Your objective — Find every line below that contains the word "小山重叠金明灭" and copy it out.

Stored records —
— Begin —
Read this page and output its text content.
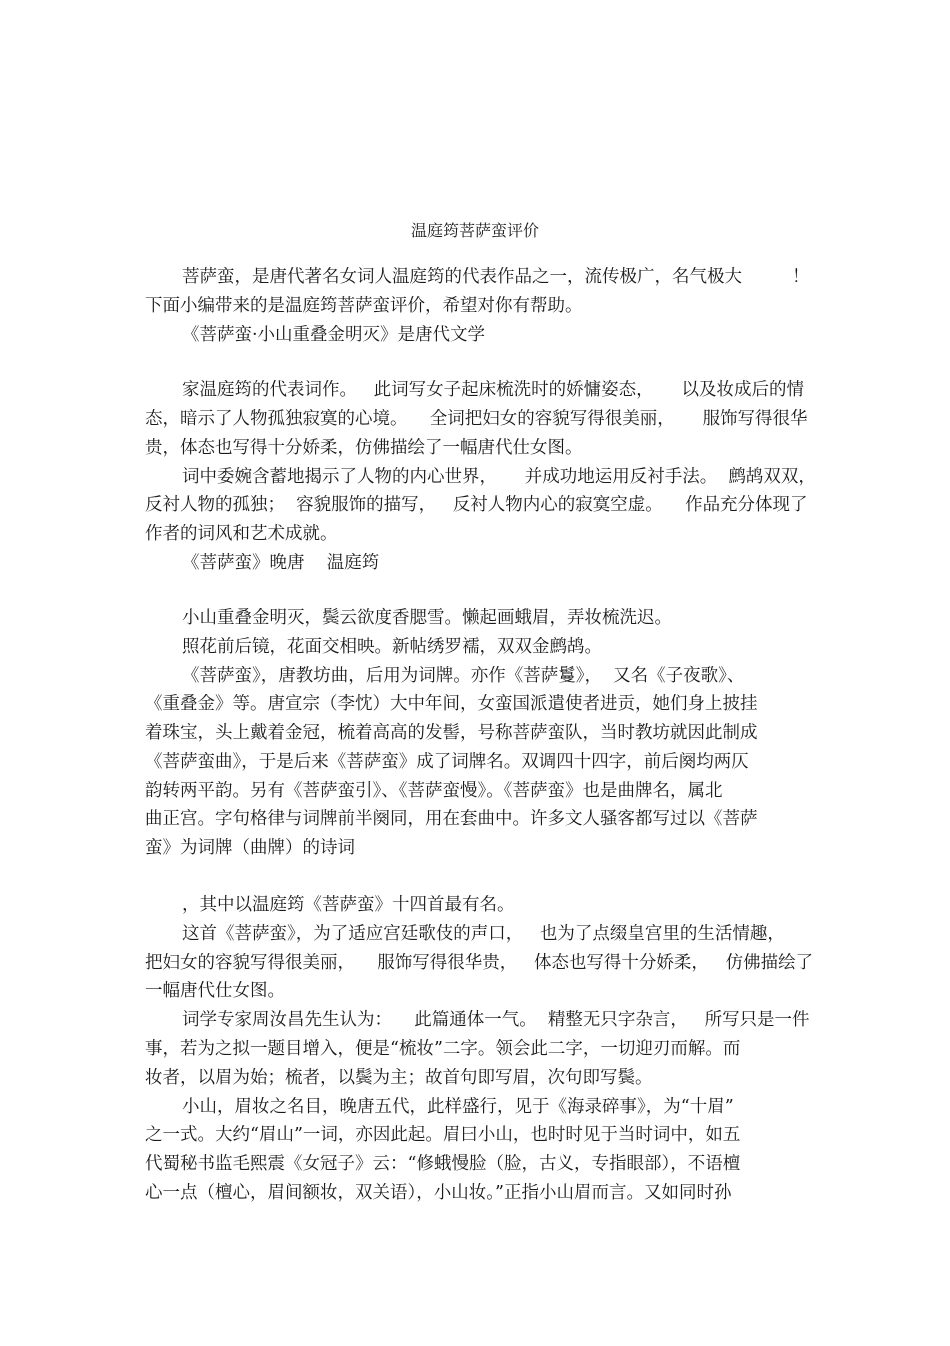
温庭筠菩萨蛮评价
菩萨蛮，是唐代著名女词人温庭筠的代表作品之一，流传极广，名气极大         ！
下面小编带来的是温庭筠菩萨蛮评价，希望对你有帮助。
《菩萨蛮·小山重叠金明灭》是唐代文学
家温庭筠的代表词作。   此词写女子起床梳洗时的娇慵姿态，     以及妆成后的情
态，暗示了人物孤独寂寞的心境。    全词把妇女的容貌写得很美丽，     服饰写得很华
贵，体态也写得十分娇柔，仿佛描绘了一幅唐代仕女图。
词中委婉含蓄地揭示了人物的内心世界，     并成功地运用反衬手法。  鹧鸪双双，
反衬人物的孤独；  容貌服饰的描写，   反衬人物内心的寂寞空虚。    作品充分体现了
作者的词风和艺术成就。
《菩萨蛮》晚唐    温庭筠
小山重叠金明灭，鬓云欲度香腮雪。懒起画蛾眉，弄妆梳洗迟。
照花前后镜，花面交相映。新帖绣罗襦，双双金鹧鸪。
《菩萨蛮》，唐教坊曲，后用为词牌。亦作《菩萨鬘》，  又名《子夜歌》、
《重叠金》等。唐宣宗（李忱）大中年间，女蛮国派遣使者进贡，她们身上披挂
着珠宝，头上戴着金冠，梳着高高的发髻，号称菩萨蛮队，当时教坊就因此制成
《菩萨蛮曲》，于是后来《菩萨蛮》成了词牌名。双调四十四字，前后阕均两仄
韵转两平韵。另有《菩萨蛮引》、《菩萨蛮慢》。《菩萨蛮》也是曲牌名，属北
曲正宫。字句格律与词牌前半阕同，用在套曲中。许多文人骚客都写过以《菩萨
蛮》为词牌（曲牌）的诗词
，其中以温庭筠《菩萨蛮》十四首最有名。
这首《菩萨蛮》，为了适应宫廷歌伎的声口，   也为了点缀皇宫里的生活情趣，
把妇女的容貌写得很美丽，    服饰写得很华贵，   体态也写得十分娇柔，   仿佛描绘了
一幅唐代仕女图。
词学专家周汝昌先生认为：    此篇通体一气。  精整无只字杂言，   所写只是一件
事，若为之拟一题目增入，便是“梳妆”二字。领会此二字，一切迎刃而解。而
妆者，以眉为始；梳者，以鬓为主；故首句即写眉，次句即写鬓。
小山，眉妆之名目，晚唐五代，此样盛行，见于《海录碎事》，为“十眉”
之一式。大约“眉山”一词，亦因此起。眉曰小山，也时时见于当时词中，如五
代蜀秘书监毛熙震《女冠子》云：“修蛾慢脸（脸，古义，专指眼部），不语檀
心一点（檀心，眉间额妆，双关语），小山妆。”正指小山眉而言。又如同时孙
— End —
Exercise response —
《菩萨蛮·小山重叠金明灭》是唐代文学
小山重叠金明灭，鬓云欲度香腮雪。懒起画蛾眉，弄妆梳洗迟。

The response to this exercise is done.